──────── Raw records ────────

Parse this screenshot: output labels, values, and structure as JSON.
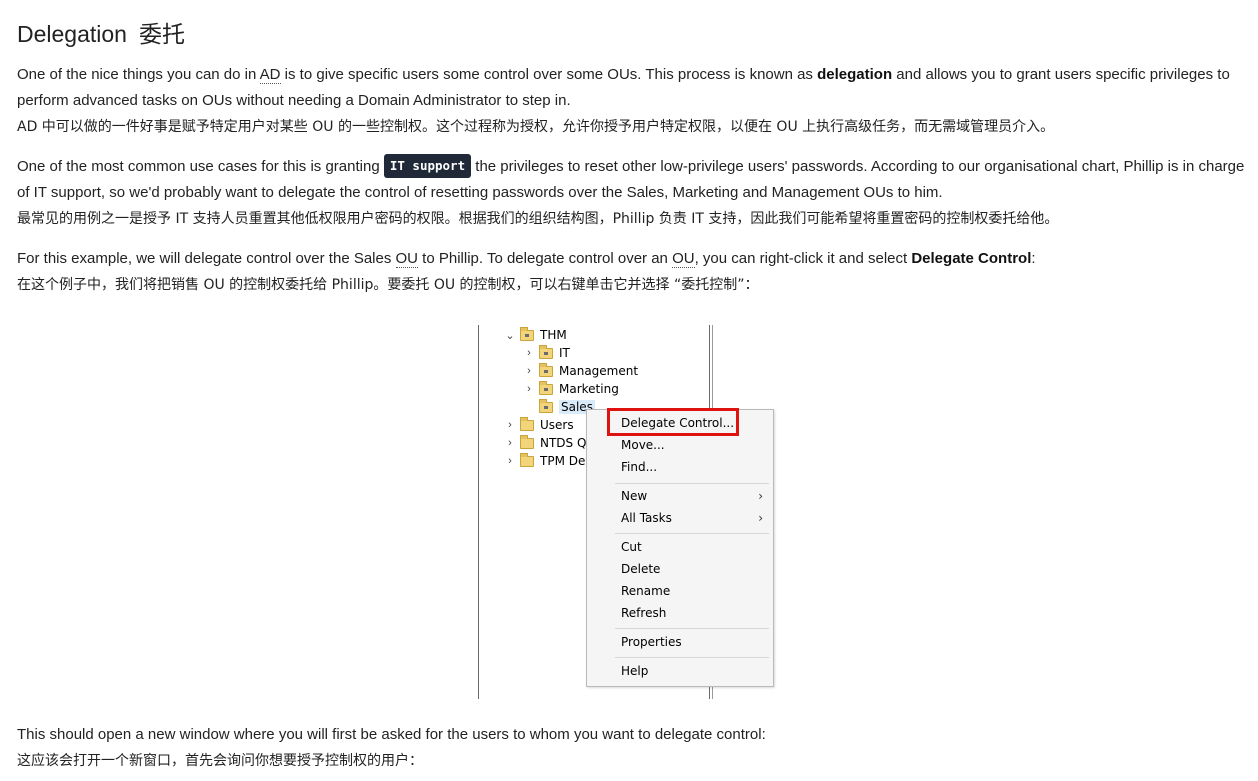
{
  "heading": {
    "en": "Delegation",
    "zh": "委托"
  },
  "p1": {
    "a": "One of the nice things you can do in ",
    "ad": "AD",
    "b": " is to give specific users some control over some OUs. This process is known as ",
    "bold": "delegation",
    "c": " and allows you to grant users specific privileges to",
    "line2": "perform advanced tasks on OUs without needing a Domain Administrator to step in.",
    "zh": "AD 中可以做的一件好事是赋予特定用户对某些 OU 的一些控制权。这个过程称为授权，允许你授予用户特定权限，以便在 OU 上执行高级任务，而无需域管理员介入。"
  },
  "p2": {
    "a": "One of the most common use cases for this is granting ",
    "code": "IT support",
    "b": " the privileges to reset other low-privilege users' passwords. According to our organisational chart, Phillip is in charge",
    "line2": "of IT support, so we'd probably want to delegate the control of resetting passwords over the Sales, Marketing and Management OUs to him.",
    "zh": "最常见的用例之一是授予 IT 支持人员重置其他低权限用户密码的权限。根据我们的组织结构图，Phillip 负责 IT 支持，因此我们可能希望将重置密码的控制权委托给他。"
  },
  "p3": {
    "a": "For this example, we will delegate control over the Sales ",
    "ou1": "OU",
    "b": " to Phillip. To delegate control over an ",
    "ou2": "OU",
    "c": ", you can right-click it and select ",
    "bold": "Delegate Control",
    "d": ":",
    "zh": "在这个例子中，我们将把销售 OU 的控制权委托给 Phillip。要委托 OU 的控制权，可以右键单击它并选择 “委托控制”："
  },
  "figure": {
    "tree": {
      "thm": "THM",
      "it": "IT",
      "management": "Management",
      "marketing": "Marketing",
      "sales": "Sales",
      "users": "Users",
      "ntds": "NTDS Qu",
      "tpm": "TPM Dev"
    },
    "menu": {
      "delegate": "Delegate Control...",
      "move": "Move...",
      "find": "Find...",
      "new": "New",
      "all_tasks": "All Tasks",
      "cut": "Cut",
      "delete": "Delete",
      "rename": "Rename",
      "refresh": "Refresh",
      "properties": "Properties",
      "help": "Help",
      "arrow": "›"
    },
    "highlight_color": "#e0120f"
  },
  "p4": {
    "en": "This should open a new window where you will first be asked for the users to whom you want to delegate control:",
    "zh": "这应该会打开一个新窗口，首先会询问你想要授予控制权的用户："
  }
}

────────

• **Aim**
Copy out each line word for word, please, skipping the images.

• **Answer for the task**
Parse this screenshot: output labels, values, and structure as JSON.
{
  "heading": {
    "en": "Delegation",
    "zh": "委托"
  },
  "p1": {
    "a": "One of the nice things you can do in ",
    "ad": "AD",
    "b": " is to give specific users some control over some OUs. This process is known as ",
    "bold": "delegation",
    "c": " and allows you to grant users specific privileges to",
    "line2": "perform advanced tasks on OUs without needing a Domain Administrator to step in.",
    "zh": "AD 中可以做的一件好事是赋予特定用户对某些 OU 的一些控制权。这个过程称为授权，允许你授予用户特定权限，以便在 OU 上执行高级任务，而无需域管理员介入。"
  },
  "p2": {
    "a": "One of the most common use cases for this is granting ",
    "code": "IT support",
    "b": " the privileges to reset other low-privilege users' passwords. According to our organisational chart, Phillip is in charge",
    "line2": "of IT support, so we'd probably want to delegate the control of resetting passwords over the Sales, Marketing and Management OUs to him.",
    "zh": "最常见的用例之一是授予 IT 支持人员重置其他低权限用户密码的权限。根据我们的组织结构图，Phillip 负责 IT 支持，因此我们可能希望将重置密码的控制权委托给他。"
  },
  "p3": {
    "a": "For this example, we will delegate control over the Sales ",
    "ou1": "OU",
    "b": " to Phillip. To delegate control over an ",
    "ou2": "OU",
    "c": ", you can right-click it and select ",
    "bold": "Delegate Control",
    "d": ":",
    "zh": "在这个例子中，我们将把销售 OU 的控制权委托给 Phillip。要委托 OU 的控制权，可以右键单击它并选择 “委托控制”："
  },
  "figure": {
    "tree": {
      "thm": "THM",
      "it": "IT",
      "management": "Management",
      "marketing": "Marketing",
      "sales": "Sales",
      "users": "Users",
      "ntds": "NTDS Qu",
      "tpm": "TPM Dev"
    },
    "menu": {
      "delegate": "Delegate Control...",
      "move": "Move...",
      "find": "Find...",
      "new": "New",
      "all_tasks": "All Tasks",
      "cut": "Cut",
      "delete": "Delete",
      "rename": "Rename",
      "refresh": "Refresh",
      "properties": "Properties",
      "help": "Help",
      "arrow": "›"
    },
    "highlight_color": "#e0120f"
  },
  "p4": {
    "en": "This should open a new window where you will first be asked for the users to whom you want to delegate control:",
    "zh": "这应该会打开一个新窗口，首先会询问你想要授予控制权的用户："
  }
}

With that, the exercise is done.